**YOUR OBJECTIVE**
Copy down all of the data underneath, exactly as shown.

>> Begin

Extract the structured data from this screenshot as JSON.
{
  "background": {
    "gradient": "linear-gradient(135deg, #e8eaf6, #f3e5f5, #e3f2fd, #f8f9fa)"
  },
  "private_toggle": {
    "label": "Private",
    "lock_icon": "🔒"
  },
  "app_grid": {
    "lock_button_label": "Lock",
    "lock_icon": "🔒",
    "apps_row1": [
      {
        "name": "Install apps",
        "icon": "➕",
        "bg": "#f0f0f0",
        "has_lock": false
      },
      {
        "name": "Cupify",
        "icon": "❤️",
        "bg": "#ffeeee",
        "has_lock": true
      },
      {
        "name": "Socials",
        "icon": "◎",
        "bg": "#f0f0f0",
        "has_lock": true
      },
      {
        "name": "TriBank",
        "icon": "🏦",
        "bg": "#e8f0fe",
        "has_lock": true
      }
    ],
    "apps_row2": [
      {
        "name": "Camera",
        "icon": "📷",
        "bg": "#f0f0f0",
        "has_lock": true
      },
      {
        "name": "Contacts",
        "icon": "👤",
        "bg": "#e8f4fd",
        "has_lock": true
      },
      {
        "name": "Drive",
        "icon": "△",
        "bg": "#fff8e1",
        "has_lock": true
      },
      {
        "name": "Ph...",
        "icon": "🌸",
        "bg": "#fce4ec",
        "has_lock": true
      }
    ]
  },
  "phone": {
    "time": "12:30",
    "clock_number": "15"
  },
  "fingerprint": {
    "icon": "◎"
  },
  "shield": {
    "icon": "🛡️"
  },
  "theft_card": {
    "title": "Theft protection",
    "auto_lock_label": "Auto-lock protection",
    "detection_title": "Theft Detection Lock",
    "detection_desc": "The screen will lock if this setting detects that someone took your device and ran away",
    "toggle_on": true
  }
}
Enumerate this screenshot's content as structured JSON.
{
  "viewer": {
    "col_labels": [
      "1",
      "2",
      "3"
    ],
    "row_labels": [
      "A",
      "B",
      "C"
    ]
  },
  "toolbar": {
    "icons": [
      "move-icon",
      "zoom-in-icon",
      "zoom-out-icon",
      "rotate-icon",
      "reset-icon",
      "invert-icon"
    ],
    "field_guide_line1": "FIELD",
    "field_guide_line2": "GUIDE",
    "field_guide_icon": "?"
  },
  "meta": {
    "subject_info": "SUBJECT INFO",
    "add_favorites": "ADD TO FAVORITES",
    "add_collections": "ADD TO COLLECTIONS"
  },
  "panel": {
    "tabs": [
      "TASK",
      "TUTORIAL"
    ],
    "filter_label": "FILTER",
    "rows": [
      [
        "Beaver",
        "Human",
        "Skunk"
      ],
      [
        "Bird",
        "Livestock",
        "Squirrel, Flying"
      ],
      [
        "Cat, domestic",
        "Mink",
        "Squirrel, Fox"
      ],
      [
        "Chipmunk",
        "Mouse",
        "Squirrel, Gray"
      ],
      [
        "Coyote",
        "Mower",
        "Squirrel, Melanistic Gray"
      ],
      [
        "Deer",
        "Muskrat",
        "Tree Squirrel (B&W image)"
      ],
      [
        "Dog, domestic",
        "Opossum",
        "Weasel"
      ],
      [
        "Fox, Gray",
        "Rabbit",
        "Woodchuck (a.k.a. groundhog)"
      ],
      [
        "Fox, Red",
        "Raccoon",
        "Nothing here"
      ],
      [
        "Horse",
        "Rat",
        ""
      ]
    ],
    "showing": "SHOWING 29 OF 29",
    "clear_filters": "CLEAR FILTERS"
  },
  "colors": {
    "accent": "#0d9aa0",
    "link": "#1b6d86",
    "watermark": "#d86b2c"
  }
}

>> End

**SOLUTION TO THE PROBLEM**
Extract the structured data from this screenshot as JSON.
{
  "background": {
    "gradient": "linear-gradient(135deg, #e8eaf6, #f3e5f5, #e3f2fd, #f8f9fa)"
  },
  "private_toggle": {
    "label": "Private",
    "lock_icon": "🔒"
  },
  "app_grid": {
    "lock_button_label": "Lock",
    "lock_icon": "🔒",
    "apps_row1": [
      {
        "name": "Install apps",
        "icon": "➕",
        "bg": "#f0f0f0",
        "has_lock": false
      },
      {
        "name": "Cupify",
        "icon": "❤️",
        "bg": "#ffeeee",
        "has_lock": true
      },
      {
        "name": "Socials",
        "icon": "◎",
        "bg": "#f0f0f0",
        "has_lock": true
      },
      {
        "name": "TriBank",
        "icon": "🏦",
        "bg": "#e8f0fe",
        "has_lock": true
      }
    ],
    "apps_row2": [
      {
        "name": "Camera",
        "icon": "📷",
        "bg": "#f0f0f0",
        "has_lock": true
      },
      {
        "name": "Contacts",
        "icon": "👤",
        "bg": "#e8f4fd",
        "has_lock": true
      },
      {
        "name": "Drive",
        "icon": "△",
        "bg": "#fff8e1",
        "has_lock": true
      },
      {
        "name": "Ph...",
        "icon": "🌸",
        "bg": "#fce4ec",
        "has_lock": true
      }
    ]
  },
  "phone": {
    "time": "12:30",
    "clock_number": "15"
  },
  "fingerprint": {
    "icon": "◎"
  },
  "shield": {
    "icon": "🛡️"
  },
  "theft_card": {
    "title": "Theft protection",
    "auto_lock_label": "Auto-lock protection",
    "detection_title": "Theft Detection Lock",
    "detection_desc": "The screen will lock if this setting detects that someone took your device and ran away",
    "toggle_on": true
  }
}
Enumerate this screenshot's content as structured JSON.
{
  "viewer": {
    "col_labels": [
      "1",
      "2",
      "3"
    ],
    "row_labels": [
      "A",
      "B",
      "C"
    ]
  },
  "toolbar": {
    "icons": [
      "move-icon",
      "zoom-in-icon",
      "zoom-out-icon",
      "rotate-icon",
      "reset-icon",
      "invert-icon"
    ],
    "field_guide_line1": "FIELD",
    "field_guide_line2": "GUIDE",
    "field_guide_icon": "?"
  },
  "meta": {
    "subject_info": "SUBJECT INFO",
    "add_favorites": "ADD TO FAVORITES",
    "add_collections": "ADD TO COLLECTIONS"
  },
  "panel": {
    "tabs": [
      "TASK",
      "TUTORIAL"
    ],
    "filter_label": "FILTER",
    "rows": [
      [
        "Beaver",
        "Human",
        "Skunk"
      ],
      [
        "Bird",
        "Livestock",
        "Squirrel, Flying"
      ],
      [
        "Cat, domestic",
        "Mink",
        "Squirrel, Fox"
      ],
      [
        "Chipmunk",
        "Mouse",
        "Squirrel, Gray"
      ],
      [
        "Coyote",
        "Mower",
        "Squirrel, Melanistic Gray"
      ],
      [
        "Deer",
        "Muskrat",
        "Tree Squirrel (B&W image)"
      ],
      [
        "Dog, domestic",
        "Opossum",
        "Weasel"
      ],
      [
        "Fox, Gray",
        "Rabbit",
        "Woodchuck (a.k.a. groundhog)"
      ],
      [
        "Fox, Red",
        "Raccoon",
        "Nothing here"
      ],
      [
        "Horse",
        "Rat",
        ""
      ]
    ],
    "showing": "SHOWING 29 OF 29",
    "clear_filters": "CLEAR FILTERS"
  },
  "colors": {
    "accent": "#0d9aa0",
    "link": "#1b6d86",
    "watermark": "#d86b2c"
  }
}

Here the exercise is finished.